TASK TO COMPLETE:
Write out every entry exactly as given, but omit the pictures.

........

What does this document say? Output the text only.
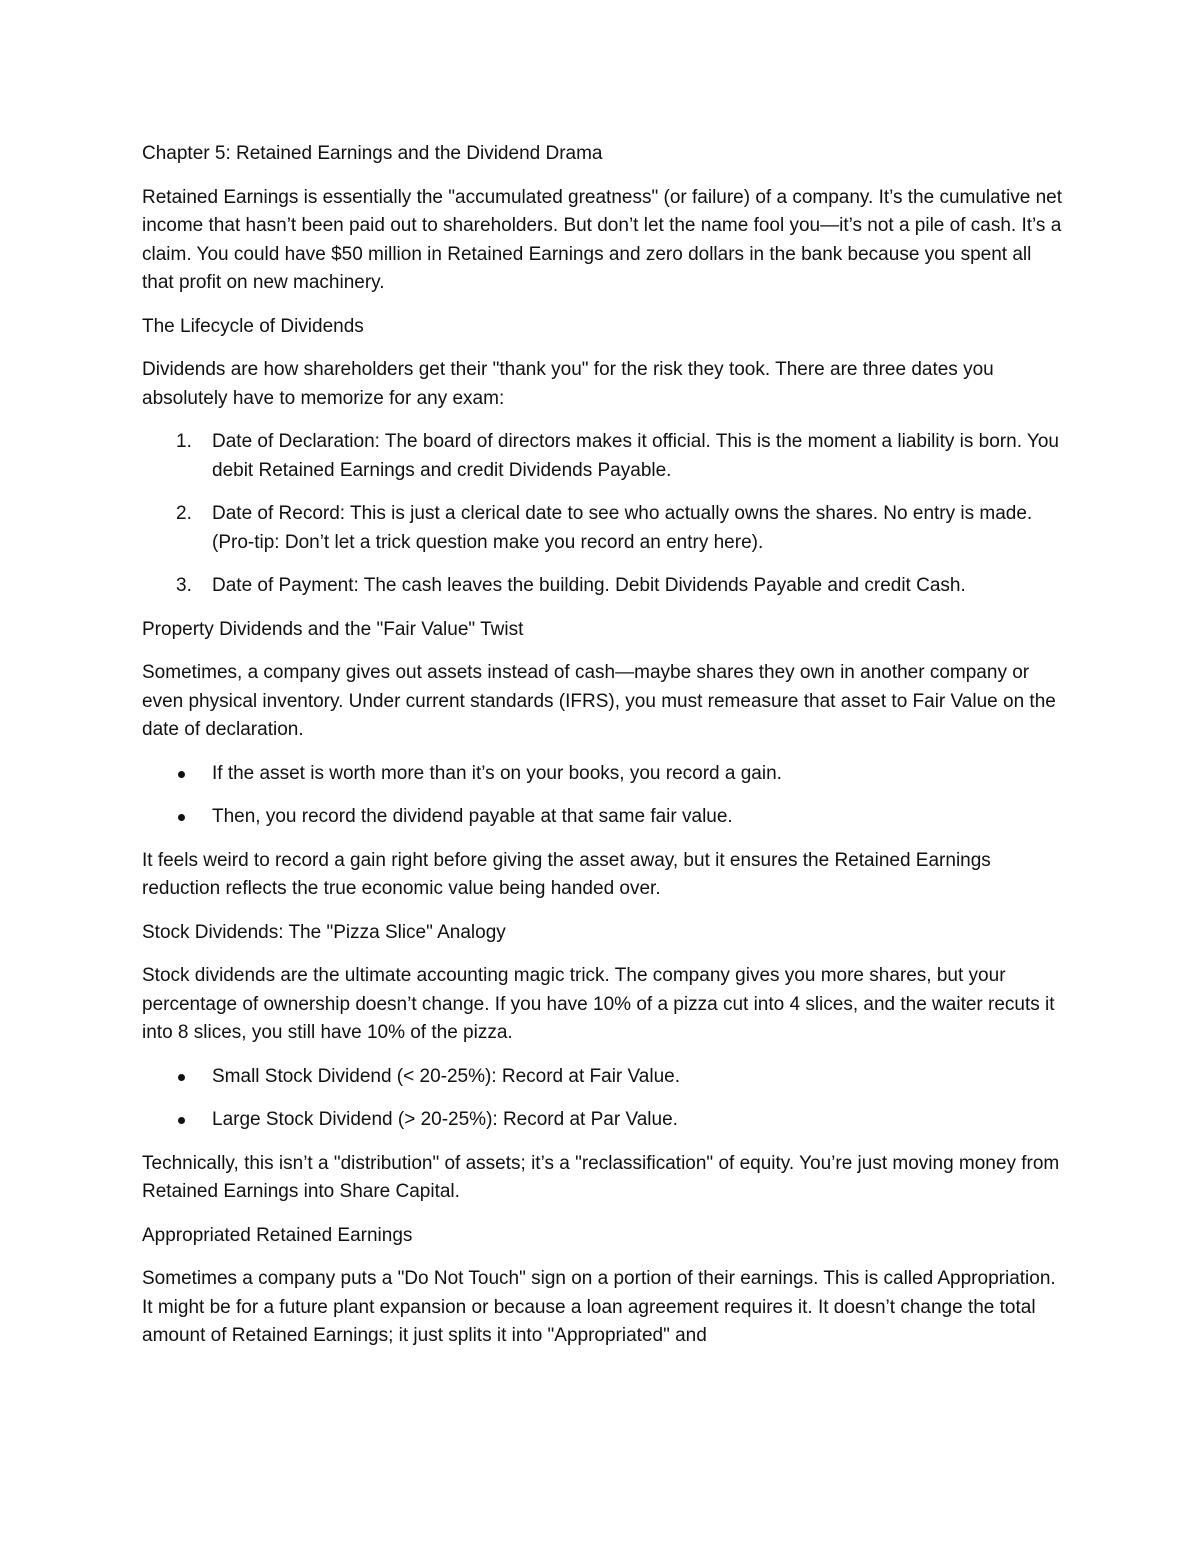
Chapter 5: Retained Earnings and the Dividend Drama
Retained Earnings is essentially the "accumulated greatness" (or failure) of a company. It’s the cumulative net income that hasn’t been paid out to shareholders. But don’t let the name fool you—it’s not a pile of cash. It’s a claim. You could have $50 million in Retained Earnings and zero dollars in the bank because you spent all that profit on new machinery.
The Lifecycle of Dividends
Dividends are how shareholders get their "thank you" for the risk they took. There are three dates you absolutely have to memorize for any exam:
1. Date of Declaration: The board of directors makes it official. This is the moment a liability is born. You debit Retained Earnings and credit Dividends Payable.
2. Date of Record: This is just a clerical date to see who actually owns the shares. No entry is made. (Pro-tip: Don’t let a trick question make you record an entry here).
3. Date of Payment: The cash leaves the building. Debit Dividends Payable and credit Cash.
Property Dividends and the "Fair Value" Twist
Sometimes, a company gives out assets instead of cash—maybe shares they own in another company or even physical inventory. Under current standards (IFRS), you must remeasure that asset to Fair Value on the date of declaration.
If the asset is worth more than it’s on your books, you record a gain.
Then, you record the dividend payable at that same fair value.
It feels weird to record a gain right before giving the asset away, but it ensures the Retained Earnings reduction reflects the true economic value being handed over.
Stock Dividends: The "Pizza Slice" Analogy
Stock dividends are the ultimate accounting magic trick. The company gives you more shares, but your percentage of ownership doesn’t change. If you have 10% of a pizza cut into 4 slices, and the waiter recuts it into 8 slices, you still have 10% of the pizza.
Small Stock Dividend (< 20-25%): Record at Fair Value.
Large Stock Dividend (> 20-25%): Record at Par Value.
Technically, this isn’t a "distribution" of assets; it’s a "reclassification" of equity. You’re just moving money from Retained Earnings into Share Capital.
Appropriated Retained Earnings
Sometimes a company puts a "Do Not Touch" sign on a portion of their earnings. This is called Appropriation. It might be for a future plant expansion or because a loan agreement requires it. It doesn’t change the total amount of Retained Earnings; it just splits it into "Appropriated" and
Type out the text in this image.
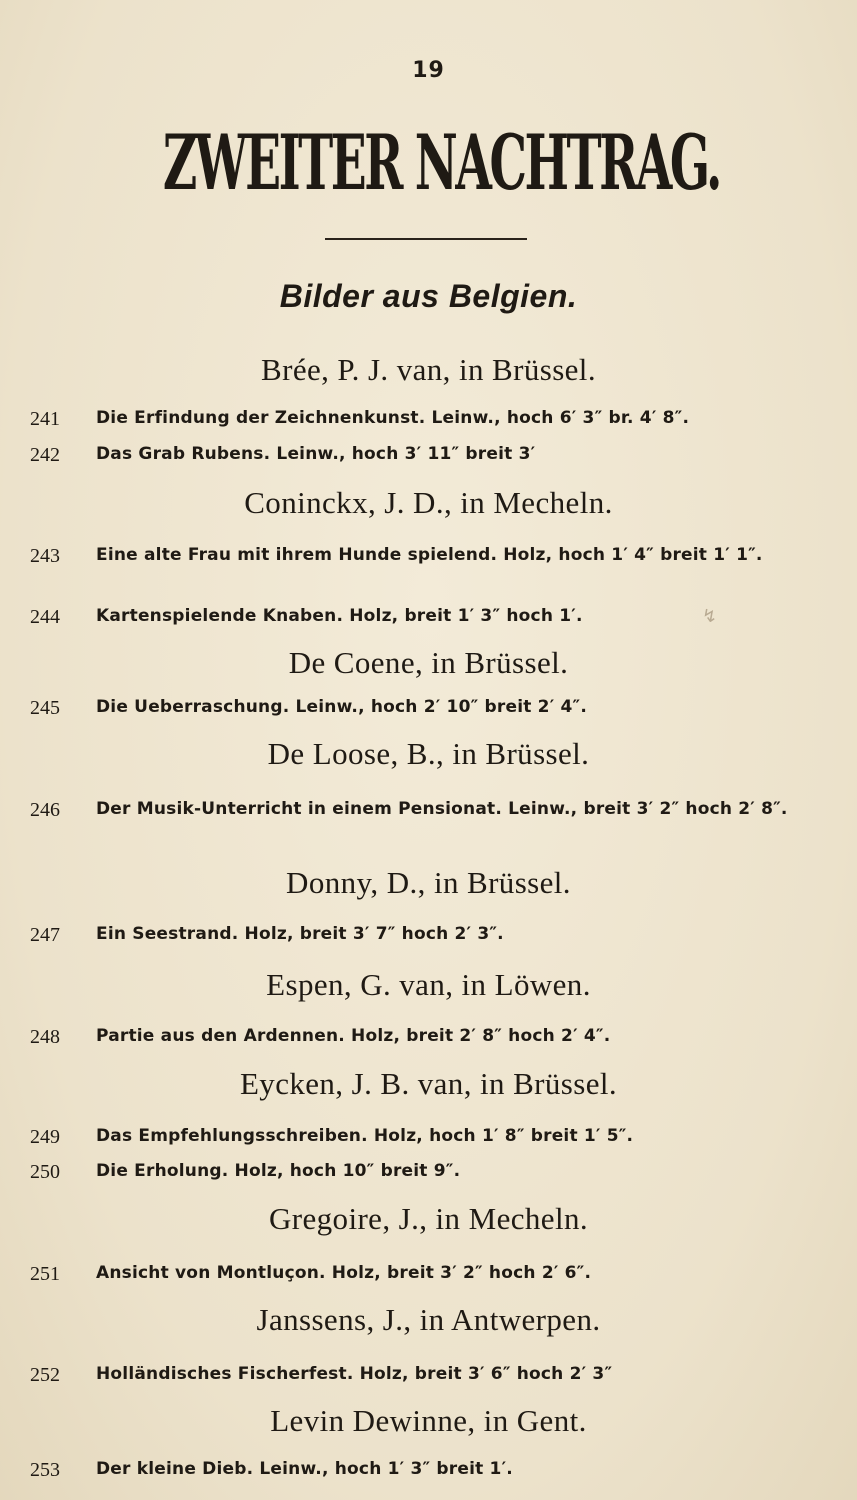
19
ZWEITER NACHTRAG.
Bilder aus Belgien.
Brée, P. J. van, in Brüssel.
241	Die Erfindung der Zeichnenkunst. Leinw., hoch 6′ 3″ br. 4′ 8″.
242	Das Grab Rubens. Leinw., hoch 3′ 11″ breit 3′
Coninckx, J. D., in Mecheln.
243	Eine alte Frau mit ihrem Hunde spielend. Holz, hoch 1′ 4″ breit 1′ 1″.
244	Kartenspielende Knaben. Holz, breit 1′ 3″ hoch 1′.	↯
De Coene, in Brüssel.
245	Die Ueberraschung. Leinw., hoch 2′ 10″ breit 2′ 4″.
De Loose, B., in Brüssel.
246	Der Musik-Unterricht in einem Pensionat. Leinw., breit 3′ 2″ hoch 2′ 8″.
Donny, D., in Brüssel.
247	Ein Seestrand. Holz, breit 3′ 7″ hoch 2′ 3″.
Espen, G. van, in Löwen.
248	Partie aus den Ardennen. Holz, breit 2′ 8″ hoch 2′ 4″.
Eycken, J. B. van, in Brüssel.
249	Das Empfehlungsschreiben. Holz, hoch 1′ 8″ breit 1′ 5″.
250	Die Erholung. Holz, hoch 10″ breit 9″.
Gregoire, J., in Mecheln.
251	Ansicht von Montluçon. Holz, breit 3′ 2″ hoch 2′ 6″.
Janssens, J., in Antwerpen.
252	Holländisches Fischerfest. Holz, breit 3′ 6″ hoch 2′ 3″
Levin Dewinne, in Gent.
253	Der kleine Dieb. Leinw., hoch 1′ 3″ breit 1′.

........

FINAL RESULT:
What does this document say? Output the text only.
Chapter 5: Retained Earnings and the Dividend Drama
Retained Earnings is essentially the "accumulated greatness" (or failure) of a company. It’s the cumulative net income that hasn’t been paid out to shareholders. But don’t let the name fool you—it’s not a pile of cash. It’s a claim. You could have $50 million in Retained Earnings and zero dollars in the bank because you spent all that profit on new machinery.
The Lifecycle of Dividends
Dividends are how shareholders get their "thank you" for the risk they took. There are three dates you absolutely have to memorize for any exam:
1. Date of Declaration: The board of directors makes it official. This is the moment a liability is born. You debit Retained Earnings and credit Dividends Payable.
2. Date of Record: This is just a clerical date to see who actually owns the shares. No entry is made. (Pro-tip: Don’t let a trick question make you record an entry here).
3. Date of Payment: The cash leaves the building. Debit Dividends Payable and credit Cash.
Property Dividends and the "Fair Value" Twist
Sometimes, a company gives out assets instead of cash—maybe shares they own in another company or even physical inventory. Under current standards (IFRS), you must remeasure that asset to Fair Value on the date of declaration.
If the asset is worth more than it’s on your books, you record a gain.
Then, you record the dividend payable at that same fair value.
It feels weird to record a gain right before giving the asset away, but it ensures the Retained Earnings reduction reflects the true economic value being handed over.
Stock Dividends: The "Pizza Slice" Analogy
Stock dividends are the ultimate accounting magic trick. The company gives you more shares, but your percentage of ownership doesn’t change. If you have 10% of a pizza cut into 4 slices, and the waiter recuts it into 8 slices, you still have 10% of the pizza.
Small Stock Dividend (< 20-25%): Record at Fair Value.
Large Stock Dividend (> 20-25%): Record at Par Value.
Technically, this isn’t a "distribution" of assets; it’s a "reclassification" of equity. You’re just moving money from Retained Earnings into Share Capital.
Appropriated Retained Earnings
Sometimes a company puts a "Do Not Touch" sign on a portion of their earnings. This is called Appropriation. It might be for a future plant expansion or because a loan agreement requires it. It doesn’t change the total amount of Retained Earnings; it just splits it into "Appropriated" and
Type out the text in this image.
19
ZWEITER NACHTRAG.
Bilder aus Belgien.
Brée, P. J. van, in Brüssel.
241	Die Erfindung der Zeichnenkunst. Leinw., hoch 6′ 3″ br. 4′ 8″.
242	Das Grab Rubens. Leinw., hoch 3′ 11″ breit 3′
Coninckx, J. D., in Mecheln.
243	Eine alte Frau mit ihrem Hunde spielend. Holz, hoch 1′ 4″ breit 1′ 1″.
244	Kartenspielende Knaben. Holz, breit 1′ 3″ hoch 1′.	↯
De Coene, in Brüssel.
245	Die Ueberraschung. Leinw., hoch 2′ 10″ breit 2′ 4″.
De Loose, B., in Brüssel.
246	Der Musik-Unterricht in einem Pensionat. Leinw., breit 3′ 2″ hoch 2′ 8″.
Donny, D., in Brüssel.
247	Ein Seestrand. Holz, breit 3′ 7″ hoch 2′ 3″.
Espen, G. van, in Löwen.
248	Partie aus den Ardennen. Holz, breit 2′ 8″ hoch 2′ 4″.
Eycken, J. B. van, in Brüssel.
249	Das Empfehlungsschreiben. Holz, hoch 1′ 8″ breit 1′ 5″.
250	Die Erholung. Holz, hoch 10″ breit 9″.
Gregoire, J., in Mecheln.
251	Ansicht von Montluçon. Holz, breit 3′ 2″ hoch 2′ 6″.
Janssens, J., in Antwerpen.
252	Holländisches Fischerfest. Holz, breit 3′ 6″ hoch 2′ 3″
Levin Dewinne, in Gent.
253	Der kleine Dieb. Leinw., hoch 1′ 3″ breit 1′.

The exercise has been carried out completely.